> **Exercise requirements**
Write out each line beneath this one exactly as it reads.

· · · · · · ·

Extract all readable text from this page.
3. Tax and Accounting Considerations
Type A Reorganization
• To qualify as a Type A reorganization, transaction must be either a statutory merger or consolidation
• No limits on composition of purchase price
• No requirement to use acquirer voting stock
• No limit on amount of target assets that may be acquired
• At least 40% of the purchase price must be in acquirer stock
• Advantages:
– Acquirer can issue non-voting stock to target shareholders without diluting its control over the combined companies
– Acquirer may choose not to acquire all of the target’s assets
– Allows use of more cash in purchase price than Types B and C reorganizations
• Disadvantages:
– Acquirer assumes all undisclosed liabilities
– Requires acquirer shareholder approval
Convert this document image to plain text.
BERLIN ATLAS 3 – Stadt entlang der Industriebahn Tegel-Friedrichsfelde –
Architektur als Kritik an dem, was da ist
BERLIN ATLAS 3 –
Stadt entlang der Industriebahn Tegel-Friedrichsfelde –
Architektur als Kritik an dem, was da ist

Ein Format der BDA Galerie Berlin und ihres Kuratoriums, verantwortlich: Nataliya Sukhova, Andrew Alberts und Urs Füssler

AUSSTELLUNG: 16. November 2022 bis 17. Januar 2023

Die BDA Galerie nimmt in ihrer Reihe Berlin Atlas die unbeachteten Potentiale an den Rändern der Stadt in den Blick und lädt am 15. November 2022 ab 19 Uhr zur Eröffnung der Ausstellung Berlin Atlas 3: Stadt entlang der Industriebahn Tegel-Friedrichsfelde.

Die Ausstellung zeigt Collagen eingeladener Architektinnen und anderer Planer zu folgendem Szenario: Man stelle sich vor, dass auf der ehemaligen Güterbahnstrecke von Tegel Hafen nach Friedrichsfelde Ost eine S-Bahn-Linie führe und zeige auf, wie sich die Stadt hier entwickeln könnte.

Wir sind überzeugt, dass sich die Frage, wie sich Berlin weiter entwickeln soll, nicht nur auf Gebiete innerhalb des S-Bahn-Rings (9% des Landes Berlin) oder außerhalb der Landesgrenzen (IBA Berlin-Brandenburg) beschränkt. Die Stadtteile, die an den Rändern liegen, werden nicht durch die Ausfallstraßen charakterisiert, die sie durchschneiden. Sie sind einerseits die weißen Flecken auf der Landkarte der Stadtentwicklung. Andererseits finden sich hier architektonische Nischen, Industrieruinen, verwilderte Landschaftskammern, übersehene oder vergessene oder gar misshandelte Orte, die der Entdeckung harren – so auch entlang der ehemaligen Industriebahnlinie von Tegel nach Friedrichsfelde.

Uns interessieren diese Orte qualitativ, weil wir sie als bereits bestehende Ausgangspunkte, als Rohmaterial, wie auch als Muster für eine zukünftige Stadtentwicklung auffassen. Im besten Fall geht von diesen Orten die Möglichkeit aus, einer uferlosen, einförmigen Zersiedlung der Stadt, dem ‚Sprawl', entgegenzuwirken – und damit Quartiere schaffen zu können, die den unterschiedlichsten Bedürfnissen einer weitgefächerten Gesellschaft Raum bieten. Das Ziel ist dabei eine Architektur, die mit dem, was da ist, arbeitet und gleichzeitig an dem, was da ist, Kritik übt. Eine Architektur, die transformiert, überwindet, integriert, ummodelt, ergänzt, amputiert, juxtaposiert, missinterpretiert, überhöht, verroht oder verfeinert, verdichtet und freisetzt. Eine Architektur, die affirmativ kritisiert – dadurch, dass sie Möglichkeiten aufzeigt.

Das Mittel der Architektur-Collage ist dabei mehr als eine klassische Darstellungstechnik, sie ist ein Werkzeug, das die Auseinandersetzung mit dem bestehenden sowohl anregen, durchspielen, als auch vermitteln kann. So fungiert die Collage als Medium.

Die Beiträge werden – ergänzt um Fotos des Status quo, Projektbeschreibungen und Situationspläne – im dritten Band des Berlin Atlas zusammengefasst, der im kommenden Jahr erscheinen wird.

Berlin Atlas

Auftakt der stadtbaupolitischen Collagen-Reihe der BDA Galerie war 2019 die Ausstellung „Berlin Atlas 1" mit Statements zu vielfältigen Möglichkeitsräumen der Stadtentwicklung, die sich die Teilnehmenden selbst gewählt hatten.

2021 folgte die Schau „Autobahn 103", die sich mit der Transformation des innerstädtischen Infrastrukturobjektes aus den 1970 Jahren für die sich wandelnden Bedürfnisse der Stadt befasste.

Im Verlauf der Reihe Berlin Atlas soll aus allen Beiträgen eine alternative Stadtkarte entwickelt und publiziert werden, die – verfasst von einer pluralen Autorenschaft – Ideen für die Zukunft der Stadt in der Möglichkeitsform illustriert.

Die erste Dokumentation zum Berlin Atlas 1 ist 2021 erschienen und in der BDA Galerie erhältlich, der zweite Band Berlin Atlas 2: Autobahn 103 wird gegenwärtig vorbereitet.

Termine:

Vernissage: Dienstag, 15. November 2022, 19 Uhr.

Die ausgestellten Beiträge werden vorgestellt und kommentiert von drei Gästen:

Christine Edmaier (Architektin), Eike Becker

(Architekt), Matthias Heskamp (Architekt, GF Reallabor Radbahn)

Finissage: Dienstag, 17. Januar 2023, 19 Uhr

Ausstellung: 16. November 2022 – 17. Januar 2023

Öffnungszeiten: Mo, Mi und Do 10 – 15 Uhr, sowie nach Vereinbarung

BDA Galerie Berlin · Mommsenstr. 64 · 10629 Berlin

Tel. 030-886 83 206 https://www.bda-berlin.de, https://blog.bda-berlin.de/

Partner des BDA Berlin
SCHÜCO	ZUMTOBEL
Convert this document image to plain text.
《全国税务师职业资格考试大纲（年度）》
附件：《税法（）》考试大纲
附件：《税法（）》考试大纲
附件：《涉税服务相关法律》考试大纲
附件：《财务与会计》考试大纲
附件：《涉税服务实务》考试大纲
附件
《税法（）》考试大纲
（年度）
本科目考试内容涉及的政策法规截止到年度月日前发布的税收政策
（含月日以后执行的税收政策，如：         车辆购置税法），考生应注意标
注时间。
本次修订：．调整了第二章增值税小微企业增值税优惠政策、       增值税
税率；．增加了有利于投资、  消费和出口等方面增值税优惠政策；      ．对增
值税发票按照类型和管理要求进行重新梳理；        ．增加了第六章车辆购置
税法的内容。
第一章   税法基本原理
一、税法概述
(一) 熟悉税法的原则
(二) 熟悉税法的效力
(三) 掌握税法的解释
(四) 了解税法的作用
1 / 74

· · · · · · ·

> **The result**
Extract all readable text from this page.
3. Tax and Accounting Considerations
Type A Reorganization
• To qualify as a Type A reorganization, transaction must be either a statutory merger or consolidation
• No limits on composition of purchase price
• No requirement to use acquirer voting stock
• No limit on amount of target assets that may be acquired
• At least 40% of the purchase price must be in acquirer stock
• Advantages:
– Acquirer can issue non-voting stock to target shareholders without diluting its control over the combined companies
– Acquirer may choose not to acquire all of the target’s assets
– Allows use of more cash in purchase price than Types B and C reorganizations
• Disadvantages:
– Acquirer assumes all undisclosed liabilities
– Requires acquirer shareholder approval
Convert this document image to plain text.
BERLIN ATLAS 3 – Stadt entlang der Industriebahn Tegel-Friedrichsfelde –
Architektur als Kritik an dem, was da ist
BERLIN ATLAS 3 –
Stadt entlang der Industriebahn Tegel-Friedrichsfelde –
Architektur als Kritik an dem, was da ist

Ein Format der BDA Galerie Berlin und ihres Kuratoriums, verantwortlich: Nataliya Sukhova, Andrew Alberts und Urs Füssler

AUSSTELLUNG: 16. November 2022 bis 17. Januar 2023

Die BDA Galerie nimmt in ihrer Reihe Berlin Atlas die unbeachteten Potentiale an den Rändern der Stadt in den Blick und lädt am 15. November 2022 ab 19 Uhr zur Eröffnung der Ausstellung Berlin Atlas 3: Stadt entlang der Industriebahn Tegel-Friedrichsfelde.

Die Ausstellung zeigt Collagen eingeladener Architektinnen und anderer Planer zu folgendem Szenario: Man stelle sich vor, dass auf der ehemaligen Güterbahnstrecke von Tegel Hafen nach Friedrichsfelde Ost eine S-Bahn-Linie führe und zeige auf, wie sich die Stadt hier entwickeln könnte.

Wir sind überzeugt, dass sich die Frage, wie sich Berlin weiter entwickeln soll, nicht nur auf Gebiete innerhalb des S-Bahn-Rings (9% des Landes Berlin) oder außerhalb der Landesgrenzen (IBA Berlin-Brandenburg) beschränkt. Die Stadtteile, die an den Rändern liegen, werden nicht durch die Ausfallstraßen charakterisiert, die sie durchschneiden. Sie sind einerseits die weißen Flecken auf der Landkarte der Stadtentwicklung. Andererseits finden sich hier architektonische Nischen, Industrieruinen, verwilderte Landschaftskammern, übersehene oder vergessene oder gar misshandelte Orte, die der Entdeckung harren – so auch entlang der ehemaligen Industriebahnlinie von Tegel nach Friedrichsfelde.

Uns interessieren diese Orte qualitativ, weil wir sie als bereits bestehende Ausgangspunkte, als Rohmaterial, wie auch als Muster für eine zukünftige Stadtentwicklung auffassen. Im besten Fall geht von diesen Orten die Möglichkeit aus, einer uferlosen, einförmigen Zersiedlung der Stadt, dem ‚Sprawl', entgegenzuwirken – und damit Quartiere schaffen zu können, die den unterschiedlichsten Bedürfnissen einer weitgefächerten Gesellschaft Raum bieten. Das Ziel ist dabei eine Architektur, die mit dem, was da ist, arbeitet und gleichzeitig an dem, was da ist, Kritik übt. Eine Architektur, die transformiert, überwindet, integriert, ummodelt, ergänzt, amputiert, juxtaposiert, missinterpretiert, überhöht, verroht oder verfeinert, verdichtet und freisetzt. Eine Architektur, die affirmativ kritisiert – dadurch, dass sie Möglichkeiten aufzeigt.

Das Mittel der Architektur-Collage ist dabei mehr als eine klassische Darstellungstechnik, sie ist ein Werkzeug, das die Auseinandersetzung mit dem bestehenden sowohl anregen, durchspielen, als auch vermitteln kann. So fungiert die Collage als Medium.

Die Beiträge werden – ergänzt um Fotos des Status quo, Projektbeschreibungen und Situationspläne – im dritten Band des Berlin Atlas zusammengefasst, der im kommenden Jahr erscheinen wird.

Berlin Atlas

Auftakt der stadtbaupolitischen Collagen-Reihe der BDA Galerie war 2019 die Ausstellung „Berlin Atlas 1" mit Statements zu vielfältigen Möglichkeitsräumen der Stadtentwicklung, die sich die Teilnehmenden selbst gewählt hatten.

2021 folgte die Schau „Autobahn 103", die sich mit der Transformation des innerstädtischen Infrastrukturobjektes aus den 1970 Jahren für die sich wandelnden Bedürfnisse der Stadt befasste.

Im Verlauf der Reihe Berlin Atlas soll aus allen Beiträgen eine alternative Stadtkarte entwickelt und publiziert werden, die – verfasst von einer pluralen Autorenschaft – Ideen für die Zukunft der Stadt in der Möglichkeitsform illustriert.

Die erste Dokumentation zum Berlin Atlas 1 ist 2021 erschienen und in der BDA Galerie erhältlich, der zweite Band Berlin Atlas 2: Autobahn 103 wird gegenwärtig vorbereitet.

Termine:

Vernissage: Dienstag, 15. November 2022, 19 Uhr.

Die ausgestellten Beiträge werden vorgestellt und kommentiert von drei Gästen:

Christine Edmaier (Architektin), Eike Becker

(Architekt), Matthias Heskamp (Architekt, GF Reallabor Radbahn)

Finissage: Dienstag, 17. Januar 2023, 19 Uhr

Ausstellung: 16. November 2022 – 17. Januar 2023

Öffnungszeiten: Mo, Mi und Do 10 – 15 Uhr, sowie nach Vereinbarung

BDA Galerie Berlin · Mommsenstr. 64 · 10629 Berlin

Tel. 030-886 83 206 https://www.bda-berlin.de, https://blog.bda-berlin.de/

Partner des BDA Berlin
SCHÜCO	ZUMTOBEL
Convert this document image to plain text.
《全国税务师职业资格考试大纲（年度）》
附件：《税法（）》考试大纲
附件：《税法（）》考试大纲
附件：《涉税服务相关法律》考试大纲
附件：《财务与会计》考试大纲
附件：《涉税服务实务》考试大纲
附件
《税法（）》考试大纲
（年度）
本科目考试内容涉及的政策法规截止到年度月日前发布的税收政策
（含月日以后执行的税收政策，如：         车辆购置税法），考生应注意标
注时间。
本次修订：．调整了第二章增值税小微企业增值税优惠政策、       增值税
税率；．增加了有利于投资、  消费和出口等方面增值税优惠政策；      ．对增
值税发票按照类型和管理要求进行重新梳理；        ．增加了第六章车辆购置
税法的内容。
第一章   税法基本原理
一、税法概述
(一) 熟悉税法的原则
(二) 熟悉税法的效力
(三) 掌握税法的解释
(四) 了解税法的作用
1 / 74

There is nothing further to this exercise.